■ Text extract ■
## Begin

I am converting thousands of pandas dataframes with a complex data structure in one column to parquet files. The data used to generate the complex field in the dataframe comes in as a JSON string, which is decoded to a dictionary. The dictionary is like the following:
dict = {"a": [[5, 3, False], [1, 1, True]],
"b": [[4, 2, True]],
"c": [[34, 3, True], [37, 2, False]]
...
}
The innermost list (let's call it a struct) always has the same structure, and there are an arbitrary number of these structs in each value in the dictionary. The dictionary also has an arbitrary number of key:value pairs, which we don't know in advance (the number or the keys).
I have created a UDT in pyarrow that matches the structure of these elements like so:
udt = pa.struct([
pa.field('subfield1', pa.int64()),
pa.field('subfield2', pa.int64()),
pa.field('subfield3', pa.bool_())
])
The schema for the parquet file is then defined something like the following:
schema = pa.schema([
pa.field('field1', pa.string()),
pa.field('field2', pa.int64()),
pa.field('field3', pa.map_(pa.string(), pa.list_(udt))
])
Where 'field3' is the map that stores the dictionary whose values are UDT structs.
The problem is that pyarrow expects the map type as a tuple of tuple pairs, the list type as a tuple, and the struct as a tuple. So I have to convert the JSON dictionary representation to the following:
(
("a", ((5, 3, False), (1, 1, True)),
("b", ((4, 2, True)),
("c", ((34, 3, True), (37, 2, False))
)

## End

■ Information provided ■
## Begin

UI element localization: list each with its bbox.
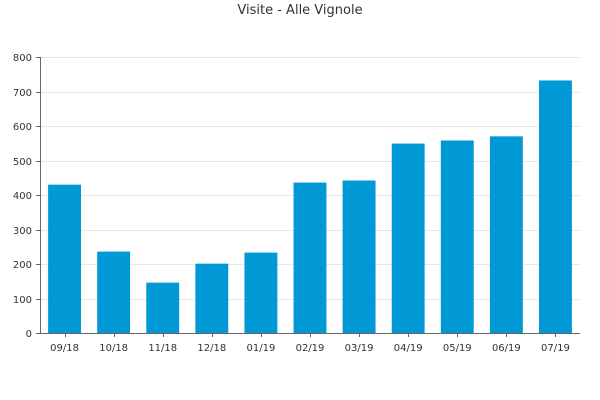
bar-09-18[interactable] [48,184,81,333]
y-axis-tick-labels: 0 100 200 300 400 500 600 700 800 [13,53,32,340]
x-tick-label: 01/19 [246,343,275,354]
y-tick-label: 700 [13,88,32,99]
x-tick-label: 07/19 [541,343,570,354]
chart-title: Visite - Alle Vignole [237,3,363,18]
y-tick-label: 300 [13,226,32,237]
bar-02-19[interactable] [293,182,327,333]
y-tick-label: 500 [13,157,32,168]
y-tick-label: 100 [13,295,32,306]
x-tick-label: 12/18 [197,343,226,354]
bars [48,80,572,334]
x-tick-label: 05/19 [443,343,472,354]
x-tick-label: 03/19 [345,343,374,354]
axes [36,57,580,337]
bar-06-19[interactable] [489,136,523,333]
x-tick-label: 02/19 [296,343,325,354]
bar-11-18[interactable] [146,282,180,333]
bar-03-19[interactable] [342,180,376,333]
bar-01-19[interactable] [244,252,278,333]
x-tick-label: 11/18 [148,343,177,354]
bar-04-19[interactable] [391,143,425,333]
x-tick-label: 04/19 [394,343,423,354]
x-tick-label: 09/18 [50,343,79,354]
y-tick-label: 0 [26,329,32,340]
x-tick-label: 06/19 [492,343,521,354]
x-tick-label: 10/18 [99,343,128,354]
y-tick-label: 200 [13,260,32,271]
y-tick-label: 400 [13,191,32,202]
bar-10-18[interactable] [97,251,131,333]
bar-05-19[interactable] [440,140,474,333]
bar-12-18[interactable] [195,263,229,333]
y-tick-label: 600 [13,122,32,133]
x-axis-tick-labels: 09/18 10/18 11/18 12/18 01/19 02/19 03/19 04/19… [50,343,570,354]
bar-07-19[interactable] [539,80,572,334]
y-tick-label: 800 [13,53,32,64]
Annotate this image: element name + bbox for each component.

## End

■ To do ■
a) From the records, extract the lines starting with the line that contains "bar-09-18[interactable] [48,184,81,333]" and going on through the line that contains "x-tick-label: 05/19 [443,343,472,354]", both included, and reproduce them without changes.
b) Continue the post about writing nested dictionaries to parquet with pyarrow from where it stops.
The pyarrow text and the records have nothing to do with each other.

■ Responses to the exercise ■
a)
bar-09-18[interactable] [48,184,81,333]
y-axis-tick-labels: 0 100 200 300 400 500 600 700 800 [13,53,32,340]
x-tick-label: 01/19 [246,343,275,354]
y-tick-label: 700 [13,88,32,99]
x-tick-label: 07/19 [541,343,570,354]
chart-title: Visite - Alle Vignole [237,3,363,18]
y-tick-label: 300 [13,226,32,237]
bar-02-19[interactable] [293,182,327,333]
y-tick-label: 500 [13,157,32,168]
y-tick-label: 100 [13,295,32,306]
x-tick-label: 12/18 [197,343,226,354]
bars [48,80,572,334]
x-tick-label: 05/19 [443,343,472,354]

b)
Effectively, I am changing every list to a tuple and casting the dictionary as an n-tuple of tuple pairs. I have to mutate every dictionary to this format, and then stuff this data construct back into the dataframe in order to convert it to a parquet file. I have a simple function to make this transformation (and edit one of the values on the fly), but it's inefficient to the point that I can't use it for my purposes. The function is the following:
def fun(dict_obj):
for subfield, struct in dict_obj.items():
for i, data in enumerate(struct):
data[0] -= 1 # This is an integer that changes value in production
array[i] = tuple(data)
return tuple([(k, tuple(v)) for k, v in obj.items()])
Any ideas how I can speed this up? I've tried eval() on a tuple-formatted string (it comes from a redshift database so I can construct it by hand), but that was about 9x slower. Unfortunately, the data has to come in to python as a pandas dataframe given our current infrastructure, and the column with the complex datatype must be a JSON formatted string because of the limitations of redshift. Any help is appreciated!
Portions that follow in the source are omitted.